* [Written instruction]: Return every line of the material exactly.
<<<<
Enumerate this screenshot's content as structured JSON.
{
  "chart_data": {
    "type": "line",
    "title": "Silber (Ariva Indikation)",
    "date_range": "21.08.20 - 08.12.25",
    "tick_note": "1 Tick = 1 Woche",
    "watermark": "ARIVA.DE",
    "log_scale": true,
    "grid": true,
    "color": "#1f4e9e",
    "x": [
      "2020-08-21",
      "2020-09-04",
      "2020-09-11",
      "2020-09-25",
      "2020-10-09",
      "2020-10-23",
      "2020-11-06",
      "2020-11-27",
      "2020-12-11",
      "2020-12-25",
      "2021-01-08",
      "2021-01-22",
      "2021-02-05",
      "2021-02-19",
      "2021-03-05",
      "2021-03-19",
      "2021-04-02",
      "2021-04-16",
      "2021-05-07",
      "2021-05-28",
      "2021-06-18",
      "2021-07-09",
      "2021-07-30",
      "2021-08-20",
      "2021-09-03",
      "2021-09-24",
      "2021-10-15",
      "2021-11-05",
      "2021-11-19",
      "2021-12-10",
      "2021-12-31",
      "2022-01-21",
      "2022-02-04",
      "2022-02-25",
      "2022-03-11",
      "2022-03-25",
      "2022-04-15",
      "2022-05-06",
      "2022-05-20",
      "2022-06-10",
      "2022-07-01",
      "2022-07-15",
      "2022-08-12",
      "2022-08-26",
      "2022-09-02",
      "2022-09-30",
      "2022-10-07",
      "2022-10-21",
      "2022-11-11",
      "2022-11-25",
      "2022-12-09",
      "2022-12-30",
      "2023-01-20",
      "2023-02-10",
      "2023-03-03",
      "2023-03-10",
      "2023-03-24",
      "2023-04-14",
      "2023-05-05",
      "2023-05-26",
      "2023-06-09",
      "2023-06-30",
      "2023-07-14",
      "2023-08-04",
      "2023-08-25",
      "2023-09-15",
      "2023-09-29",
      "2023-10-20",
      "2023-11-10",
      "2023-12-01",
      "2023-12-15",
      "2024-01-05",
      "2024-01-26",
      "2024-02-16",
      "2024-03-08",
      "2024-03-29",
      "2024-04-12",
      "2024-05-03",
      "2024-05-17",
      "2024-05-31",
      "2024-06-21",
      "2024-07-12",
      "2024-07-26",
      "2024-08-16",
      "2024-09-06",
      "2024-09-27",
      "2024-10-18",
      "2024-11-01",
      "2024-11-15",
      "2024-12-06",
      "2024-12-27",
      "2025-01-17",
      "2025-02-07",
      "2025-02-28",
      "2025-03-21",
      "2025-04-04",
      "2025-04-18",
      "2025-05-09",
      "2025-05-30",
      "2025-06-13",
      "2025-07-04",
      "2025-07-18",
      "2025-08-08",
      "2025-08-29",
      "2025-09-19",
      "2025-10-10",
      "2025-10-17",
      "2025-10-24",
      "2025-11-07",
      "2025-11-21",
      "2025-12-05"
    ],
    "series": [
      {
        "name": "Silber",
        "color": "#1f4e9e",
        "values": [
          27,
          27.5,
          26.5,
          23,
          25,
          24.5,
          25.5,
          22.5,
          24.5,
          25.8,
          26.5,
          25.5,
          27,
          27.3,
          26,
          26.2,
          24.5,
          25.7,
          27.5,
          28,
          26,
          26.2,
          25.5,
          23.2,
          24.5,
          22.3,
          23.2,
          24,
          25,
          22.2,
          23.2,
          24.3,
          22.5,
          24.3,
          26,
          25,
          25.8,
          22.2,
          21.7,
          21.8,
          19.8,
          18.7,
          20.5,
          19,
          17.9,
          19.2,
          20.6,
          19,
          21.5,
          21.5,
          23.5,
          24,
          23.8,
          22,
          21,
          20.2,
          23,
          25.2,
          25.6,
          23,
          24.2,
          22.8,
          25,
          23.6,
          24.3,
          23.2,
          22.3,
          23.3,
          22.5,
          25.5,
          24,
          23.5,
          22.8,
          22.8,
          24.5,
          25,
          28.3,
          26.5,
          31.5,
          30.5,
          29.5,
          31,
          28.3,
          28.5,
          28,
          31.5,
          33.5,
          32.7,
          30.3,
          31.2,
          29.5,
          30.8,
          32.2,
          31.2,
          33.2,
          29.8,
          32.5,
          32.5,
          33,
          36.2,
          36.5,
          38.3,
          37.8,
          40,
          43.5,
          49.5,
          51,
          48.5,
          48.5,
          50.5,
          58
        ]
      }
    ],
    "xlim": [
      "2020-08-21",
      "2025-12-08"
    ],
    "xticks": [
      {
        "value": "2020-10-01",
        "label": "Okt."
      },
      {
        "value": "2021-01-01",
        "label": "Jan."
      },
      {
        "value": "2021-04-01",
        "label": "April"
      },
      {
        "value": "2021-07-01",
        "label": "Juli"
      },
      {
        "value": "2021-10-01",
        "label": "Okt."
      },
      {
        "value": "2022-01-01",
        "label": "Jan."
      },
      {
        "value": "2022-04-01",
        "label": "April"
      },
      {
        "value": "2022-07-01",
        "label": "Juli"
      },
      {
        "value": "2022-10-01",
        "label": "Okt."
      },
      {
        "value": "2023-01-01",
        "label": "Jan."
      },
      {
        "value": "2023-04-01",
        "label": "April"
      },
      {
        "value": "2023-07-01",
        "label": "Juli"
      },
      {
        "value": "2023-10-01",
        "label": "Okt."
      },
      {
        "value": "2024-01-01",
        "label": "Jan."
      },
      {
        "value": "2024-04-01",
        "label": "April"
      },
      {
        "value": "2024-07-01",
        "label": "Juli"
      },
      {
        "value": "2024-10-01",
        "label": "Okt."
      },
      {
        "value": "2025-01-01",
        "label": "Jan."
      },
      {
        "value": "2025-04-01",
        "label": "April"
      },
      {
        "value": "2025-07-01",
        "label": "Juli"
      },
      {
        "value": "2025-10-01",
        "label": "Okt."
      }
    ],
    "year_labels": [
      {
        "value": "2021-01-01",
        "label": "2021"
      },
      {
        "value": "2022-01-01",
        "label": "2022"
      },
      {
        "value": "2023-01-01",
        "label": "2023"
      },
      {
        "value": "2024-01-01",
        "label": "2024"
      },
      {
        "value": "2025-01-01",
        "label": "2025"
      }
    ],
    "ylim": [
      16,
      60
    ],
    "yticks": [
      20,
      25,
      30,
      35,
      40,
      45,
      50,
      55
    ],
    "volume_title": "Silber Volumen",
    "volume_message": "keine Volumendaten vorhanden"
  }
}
>>>>
* [Written answer]:
Enumerate this screenshot's content as structured JSON.
{
  "chart_data": {
    "type": "line",
    "title": "Silber (Ariva Indikation)",
    "date_range": "21.08.20 - 08.12.25",
    "tick_note": "1 Tick = 1 Woche",
    "watermark": "ARIVA.DE",
    "log_scale": true,
    "grid": true,
    "color": "#1f4e9e",
    "x": [
      "2020-08-21",
      "2020-09-04",
      "2020-09-11",
      "2020-09-25",
      "2020-10-09",
      "2020-10-23",
      "2020-11-06",
      "2020-11-27",
      "2020-12-11",
      "2020-12-25",
      "2021-01-08",
      "2021-01-22",
      "2021-02-05",
      "2021-02-19",
      "2021-03-05",
      "2021-03-19",
      "2021-04-02",
      "2021-04-16",
      "2021-05-07",
      "2021-05-28",
      "2021-06-18",
      "2021-07-09",
      "2021-07-30",
      "2021-08-20",
      "2021-09-03",
      "2021-09-24",
      "2021-10-15",
      "2021-11-05",
      "2021-11-19",
      "2021-12-10",
      "2021-12-31",
      "2022-01-21",
      "2022-02-04",
      "2022-02-25",
      "2022-03-11",
      "2022-03-25",
      "2022-04-15",
      "2022-05-06",
      "2022-05-20",
      "2022-06-10",
      "2022-07-01",
      "2022-07-15",
      "2022-08-12",
      "2022-08-26",
      "2022-09-02",
      "2022-09-30",
      "2022-10-07",
      "2022-10-21",
      "2022-11-11",
      "2022-11-25",
      "2022-12-09",
      "2022-12-30",
      "2023-01-20",
      "2023-02-10",
      "2023-03-03",
      "2023-03-10",
      "2023-03-24",
      "2023-04-14",
      "2023-05-05",
      "2023-05-26",
      "2023-06-09",
      "2023-06-30",
      "2023-07-14",
      "2023-08-04",
      "2023-08-25",
      "2023-09-15",
      "2023-09-29",
      "2023-10-20",
      "2023-11-10",
      "2023-12-01",
      "2023-12-15",
      "2024-01-05",
      "2024-01-26",
      "2024-02-16",
      "2024-03-08",
      "2024-03-29",
      "2024-04-12",
      "2024-05-03",
      "2024-05-17",
      "2024-05-31",
      "2024-06-21",
      "2024-07-12",
      "2024-07-26",
      "2024-08-16",
      "2024-09-06",
      "2024-09-27",
      "2024-10-18",
      "2024-11-01",
      "2024-11-15",
      "2024-12-06",
      "2024-12-27",
      "2025-01-17",
      "2025-02-07",
      "2025-02-28",
      "2025-03-21",
      "2025-04-04",
      "2025-04-18",
      "2025-05-09",
      "2025-05-30",
      "2025-06-13",
      "2025-07-04",
      "2025-07-18",
      "2025-08-08",
      "2025-08-29",
      "2025-09-19",
      "2025-10-10",
      "2025-10-17",
      "2025-10-24",
      "2025-11-07",
      "2025-11-21",
      "2025-12-05"
    ],
    "series": [
      {
        "name": "Silber",
        "color": "#1f4e9e",
        "values": [
          27,
          27.5,
          26.5,
          23,
          25,
          24.5,
          25.5,
          22.5,
          24.5,
          25.8,
          26.5,
          25.5,
          27,
          27.3,
          26,
          26.2,
          24.5,
          25.7,
          27.5,
          28,
          26,
          26.2,
          25.5,
          23.2,
          24.5,
          22.3,
          23.2,
          24,
          25,
          22.2,
          23.2,
          24.3,
          22.5,
          24.3,
          26,
          25,
          25.8,
          22.2,
          21.7,
          21.8,
          19.8,
          18.7,
          20.5,
          19,
          17.9,
          19.2,
          20.6,
          19,
          21.5,
          21.5,
          23.5,
          24,
          23.8,
          22,
          21,
          20.2,
          23,
          25.2,
          25.6,
          23,
          24.2,
          22.8,
          25,
          23.6,
          24.3,
          23.2,
          22.3,
          23.3,
          22.5,
          25.5,
          24,
          23.5,
          22.8,
          22.8,
          24.5,
          25,
          28.3,
          26.5,
          31.5,
          30.5,
          29.5,
          31,
          28.3,
          28.5,
          28,
          31.5,
          33.5,
          32.7,
          30.3,
          31.2,
          29.5,
          30.8,
          32.2,
          31.2,
          33.2,
          29.8,
          32.5,
          32.5,
          33,
          36.2,
          36.5,
          38.3,
          37.8,
          40,
          43.5,
          49.5,
          51,
          48.5,
          48.5,
          50.5,
          58
        ]
      }
    ],
    "xlim": [
      "2020-08-21",
      "2025-12-08"
    ],
    "xticks": [
      {
        "value": "2020-10-01",
        "label": "Okt."
      },
      {
        "value": "2021-01-01",
        "label": "Jan."
      },
      {
        "value": "2021-04-01",
        "label": "April"
      },
      {
        "value": "2021-07-01",
        "label": "Juli"
      },
      {
        "value": "2021-10-01",
        "label": "Okt."
      },
      {
        "value": "2022-01-01",
        "label": "Jan."
      },
      {
        "value": "2022-04-01",
        "label": "April"
      },
      {
        "value": "2022-07-01",
        "label": "Juli"
      },
      {
        "value": "2022-10-01",
        "label": "Okt."
      },
      {
        "value": "2023-01-01",
        "label": "Jan."
      },
      {
        "value": "2023-04-01",
        "label": "April"
      },
      {
        "value": "2023-07-01",
        "label": "Juli"
      },
      {
        "value": "2023-10-01",
        "label": "Okt."
      },
      {
        "value": "2024-01-01",
        "label": "Jan."
      },
      {
        "value": "2024-04-01",
        "label": "April"
      },
      {
        "value": "2024-07-01",
        "label": "Juli"
      },
      {
        "value": "2024-10-01",
        "label": "Okt."
      },
      {
        "value": "2025-01-01",
        "label": "Jan."
      },
      {
        "value": "2025-04-01",
        "label": "April"
      },
      {
        "value": "2025-07-01",
        "label": "Juli"
      },
      {
        "value": "2025-10-01",
        "label": "Okt."
      }
    ],
    "year_labels": [
      {
        "value": "2021-01-01",
        "label": "2021"
      },
      {
        "value": "2022-01-01",
        "label": "2022"
      },
      {
        "value": "2023-01-01",
        "label": "2023"
      },
      {
        "value": "2024-01-01",
        "label": "2024"
      },
      {
        "value": "2025-01-01",
        "label": "2025"
      }
    ],
    "ylim": [
      16,
      60
    ],
    "yticks": [
      20,
      25,
      30,
      35,
      40,
      45,
      50,
      55
    ],
    "volume_title": "Silber Volumen",
    "volume_message": "keine Volumendaten vorhanden"
  }
}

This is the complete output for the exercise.